◆ **Quoted passage**
——

Uvinza is one of the eight administrative districts of Kigoma Region in Tanzania. Uvinza is bordered to the northwest by Kigoma District and Kigoma-Ujiji District. North of the district is bordered by Kasulu District . Lake Tanganyika borders the district on the west. Mpanda District in Katavi Region borders the district to the south and Kaliua District in Tabora Region borders the district to the east. The district is named in honor of the Vinza people whom the western part of district was their historic kingdom.
Southern Uvinza District is home to the Mahale Mountains National Park. A unique park that is home to both Chimpanzees and lions in the same habitat.

== History ==
The area that is currently Uvinza district is historically known for its salt production in Tanzania. Uvinza was ruled by the Vinza people for hundreds of years. During the German colonial period the town was named Neu Gottorp and under their occupation a railway line was built in the 1900s linking it to Dar es Salaam. The district council was created from the Kigoma District on 1 July 2013.

——

◆ **Brief 1**
Do these statements agree with the Uvinza District passage? Answer yes or no for each, quoting the words that decide it. (a) Lake Tanganyika borders the district on the east. (b) Under German colonial rule, the town was called Neu Gottorp. (c) The district council was created out of Kasulu District.
◆ **Brief 2**
Carry the Uvinza District passage forward from its last sentence.
The items have nothing to do with the Uvinza District passage.

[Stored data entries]

——

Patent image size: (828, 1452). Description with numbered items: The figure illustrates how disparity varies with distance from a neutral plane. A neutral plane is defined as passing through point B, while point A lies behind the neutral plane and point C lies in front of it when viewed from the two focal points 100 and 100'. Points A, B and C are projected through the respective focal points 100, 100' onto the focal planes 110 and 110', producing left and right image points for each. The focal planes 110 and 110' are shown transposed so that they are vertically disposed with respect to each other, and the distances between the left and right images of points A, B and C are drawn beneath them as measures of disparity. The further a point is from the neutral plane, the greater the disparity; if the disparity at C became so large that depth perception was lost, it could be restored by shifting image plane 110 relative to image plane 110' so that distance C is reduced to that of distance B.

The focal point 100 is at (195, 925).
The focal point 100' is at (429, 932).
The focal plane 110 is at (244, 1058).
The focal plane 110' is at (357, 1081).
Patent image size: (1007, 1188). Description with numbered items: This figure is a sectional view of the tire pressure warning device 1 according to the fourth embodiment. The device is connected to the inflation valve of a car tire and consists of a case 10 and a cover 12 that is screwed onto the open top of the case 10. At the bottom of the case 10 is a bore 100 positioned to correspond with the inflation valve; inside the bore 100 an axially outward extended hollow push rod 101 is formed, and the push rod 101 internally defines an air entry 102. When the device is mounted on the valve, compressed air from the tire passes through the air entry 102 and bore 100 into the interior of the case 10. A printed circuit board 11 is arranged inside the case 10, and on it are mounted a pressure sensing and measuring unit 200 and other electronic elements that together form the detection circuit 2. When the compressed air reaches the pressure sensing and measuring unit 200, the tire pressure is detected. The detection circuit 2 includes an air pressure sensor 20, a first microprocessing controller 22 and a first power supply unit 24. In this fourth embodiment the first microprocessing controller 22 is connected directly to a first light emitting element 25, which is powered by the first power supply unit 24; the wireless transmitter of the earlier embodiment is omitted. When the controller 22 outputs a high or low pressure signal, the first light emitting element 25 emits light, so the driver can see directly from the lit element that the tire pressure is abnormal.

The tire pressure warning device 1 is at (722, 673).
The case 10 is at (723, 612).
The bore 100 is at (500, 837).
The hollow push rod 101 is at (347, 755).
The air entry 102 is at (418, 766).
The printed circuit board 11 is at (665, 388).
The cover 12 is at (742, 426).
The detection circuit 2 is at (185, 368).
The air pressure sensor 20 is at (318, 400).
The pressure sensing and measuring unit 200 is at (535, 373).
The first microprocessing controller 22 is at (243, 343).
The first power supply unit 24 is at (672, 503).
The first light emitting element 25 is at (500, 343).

——

◆ **Written response 1**
(a) No: "Lake Tanganyika borders the district on the west."
(b) Yes: "During the German colonial period the town was named Neu Gottorp"
(c) No: "The district council was created from the Kigoma District on 1 July 2013."

◆ **Written response 2**
== Geography and Climate ==
Due to its immense size, Uvinza district has diverse geography. It covers an area of 10,058 km2. Thus making it the largest district in the Kigoma region. The district is home to Mahale Mountains National Park and shares the largest coastline to Lake Tanganyika in Kigoma Region. The climate is tropical savanna climate (Köppen climate classification Aw).

== Demographics ==

In 2016 the Tanzania National Bureau of Statistics report there were 387,442 people in the district, from 383,640 in 2012. Average household estimates in 2017 were 5.6, and 4.1% growth a year.

== Economy ==
Uvinza town is the economic heart of Uvinza district. The town has a station on the Tanzanian Railways. The region is dominated by salt production, forestry, and agriculture. Fishing is also one of the economic activities, with the most prominent fish across the country the Nguruka fish. In October 2007, it was proposed to build a branch railway to Bujumbura in Burundi junctioning off from there. It is also served by Uvinza Airport, which is located around 2 mi northeast of the town center. The airport consists of a single, non-paved airstrip which is approximately 3,000 ft long.

There is currently a railway that will go from Uvinza to Gitega planned to be completed in 2027.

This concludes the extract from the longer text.